> _EXERCISE AIM_: Reproduce all of the data word for word.

> _DATASET ROWS_:
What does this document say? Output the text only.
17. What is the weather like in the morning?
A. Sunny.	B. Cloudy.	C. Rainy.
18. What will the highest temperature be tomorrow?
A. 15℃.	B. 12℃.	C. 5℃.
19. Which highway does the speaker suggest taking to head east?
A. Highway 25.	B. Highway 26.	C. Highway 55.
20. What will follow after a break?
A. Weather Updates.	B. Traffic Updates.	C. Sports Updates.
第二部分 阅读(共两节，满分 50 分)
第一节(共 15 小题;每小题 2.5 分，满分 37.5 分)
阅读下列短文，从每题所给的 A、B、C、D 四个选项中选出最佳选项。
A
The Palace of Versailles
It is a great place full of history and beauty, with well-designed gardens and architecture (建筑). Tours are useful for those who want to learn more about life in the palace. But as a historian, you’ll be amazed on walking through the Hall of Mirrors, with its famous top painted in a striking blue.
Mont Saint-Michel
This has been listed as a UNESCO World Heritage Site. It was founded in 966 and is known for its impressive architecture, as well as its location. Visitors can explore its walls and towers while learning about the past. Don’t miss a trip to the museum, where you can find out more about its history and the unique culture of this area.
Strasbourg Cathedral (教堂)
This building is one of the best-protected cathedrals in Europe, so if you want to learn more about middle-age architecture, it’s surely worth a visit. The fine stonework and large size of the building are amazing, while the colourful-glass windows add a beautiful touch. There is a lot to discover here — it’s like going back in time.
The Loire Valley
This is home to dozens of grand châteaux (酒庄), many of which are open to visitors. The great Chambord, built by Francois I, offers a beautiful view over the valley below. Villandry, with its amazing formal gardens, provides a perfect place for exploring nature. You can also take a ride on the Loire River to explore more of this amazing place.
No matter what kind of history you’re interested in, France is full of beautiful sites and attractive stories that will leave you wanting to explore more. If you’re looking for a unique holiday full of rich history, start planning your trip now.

> _PROBLEM SOLUTION_:
What does this document say? Output the text only.
17. What is the weather like in the morning?
A. Sunny.	B. Cloudy.	C. Rainy.
18. What will the highest temperature be tomorrow?
A. 15℃.	B. 12℃.	C. 5℃.
19. Which highway does the speaker suggest taking to head east?
A. Highway 25.	B. Highway 26.	C. Highway 55.
20. What will follow after a break?
A. Weather Updates.	B. Traffic Updates.	C. Sports Updates.
第二部分 阅读(共两节，满分 50 分)
第一节(共 15 小题;每小题 2.5 分，满分 37.5 分)
阅读下列短文，从每题所给的 A、B、C、D 四个选项中选出最佳选项。
A
The Palace of Versailles
It is a great place full of history and beauty, with well-designed gardens and architecture (建筑). Tours are useful for those who want to learn more about life in the palace. But as a historian, you’ll be amazed on walking through the Hall of Mirrors, with its famous top painted in a striking blue.
Mont Saint-Michel
This has been listed as a UNESCO World Heritage Site. It was founded in 966 and is known for its impressive architecture, as well as its location. Visitors can explore its walls and towers while learning about the past. Don’t miss a trip to the museum, where you can find out more about its history and the unique culture of this area.
Strasbourg Cathedral (教堂)
This building is one of the best-protected cathedrals in Europe, so if you want to learn more about middle-age architecture, it’s surely worth a visit. The fine stonework and large size of the building are amazing, while the colourful-glass windows add a beautiful touch. There is a lot to discover here — it’s like going back in time.
The Loire Valley
This is home to dozens of grand châteaux (酒庄), many of which are open to visitors. The great Chambord, built by Francois I, offers a beautiful view over the valley below. Villandry, with its amazing formal gardens, provides a perfect place for exploring nature. You can also take a ride on the Loire River to explore more of this amazing place.
No matter what kind of history you’re interested in, France is full of beautiful sites and attractive stories that will leave you wanting to explore more. If you’re looking for a unique holiday full of rich history, start planning your trip now.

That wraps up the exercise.